---------- INFORMATION SUPPLIED ----------

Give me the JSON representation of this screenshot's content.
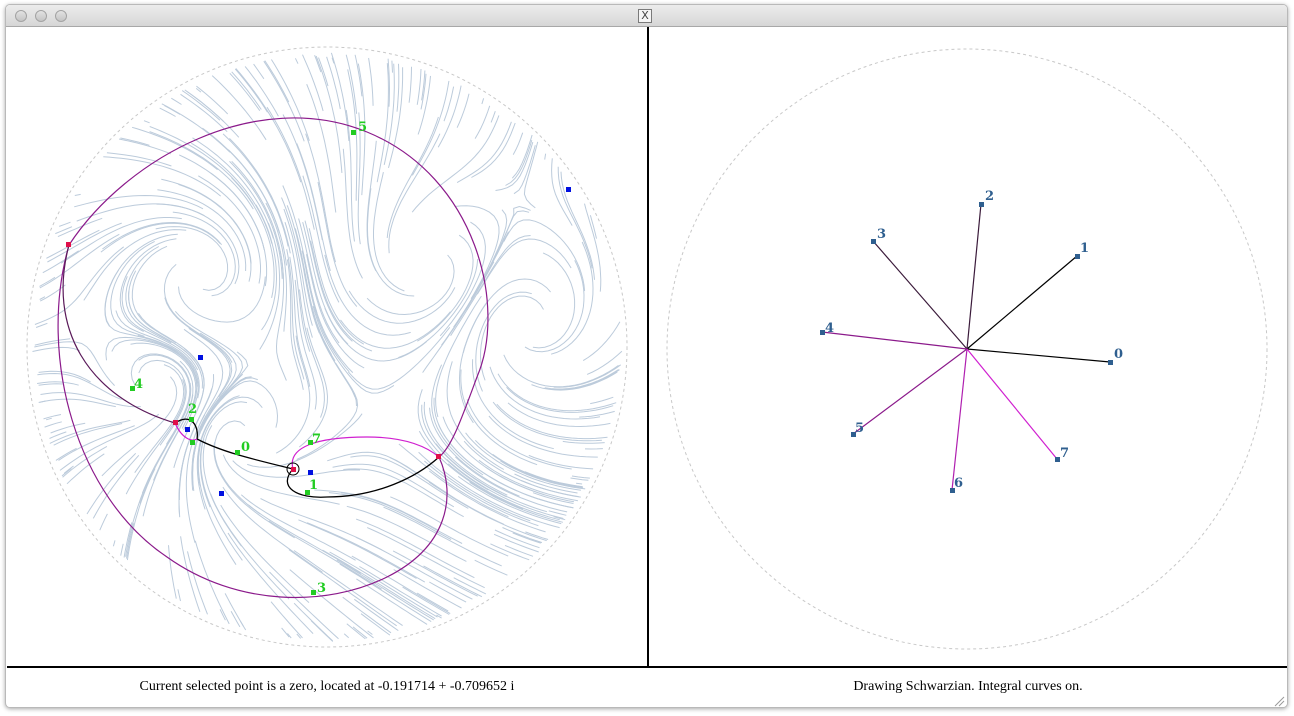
{
  "window": {
    "close_label": "X"
  },
  "left_plot": {
    "labels": [
      "0",
      "1",
      "2",
      "3",
      "4",
      "5",
      "7"
    ]
  },
  "right_plot": {
    "labels": [
      "0",
      "1",
      "2",
      "3",
      "4",
      "5",
      "6",
      "7"
    ]
  },
  "status": {
    "left": "Current selected point is a zero, located at -0.191714 + -0.709652 i",
    "right": "Drawing Schwarzian. Integral curves on."
  },
  "colors": {
    "flow": "#bccbdb",
    "curve_purple": "#8b1a8b",
    "curve_magenta": "#d020d0",
    "zero_red": "#e0104a",
    "pole_blue": "#0010e0",
    "label_green": "#22cc22",
    "label_steel": "#2f5f8f"
  }
}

----------

WORK REQUIRED -
Images should not appear in the copy; retype the listing above exactly.

PROBLEM SOLUTION -
Give me the JSON representation of this screenshot's content.
{
  "window": {
    "close_label": "X"
  },
  "left_plot": {
    "labels": [
      "0",
      "1",
      "2",
      "3",
      "4",
      "5",
      "7"
    ]
  },
  "right_plot": {
    "labels": [
      "0",
      "1",
      "2",
      "3",
      "4",
      "5",
      "6",
      "7"
    ]
  },
  "status": {
    "left": "Current selected point is a zero, located at -0.191714 + -0.709652 i",
    "right": "Drawing Schwarzian. Integral curves on."
  },
  "colors": {
    "flow": "#bccbdb",
    "curve_purple": "#8b1a8b",
    "curve_magenta": "#d020d0",
    "zero_red": "#e0104a",
    "pole_blue": "#0010e0",
    "label_green": "#22cc22",
    "label_steel": "#2f5f8f"
  }
}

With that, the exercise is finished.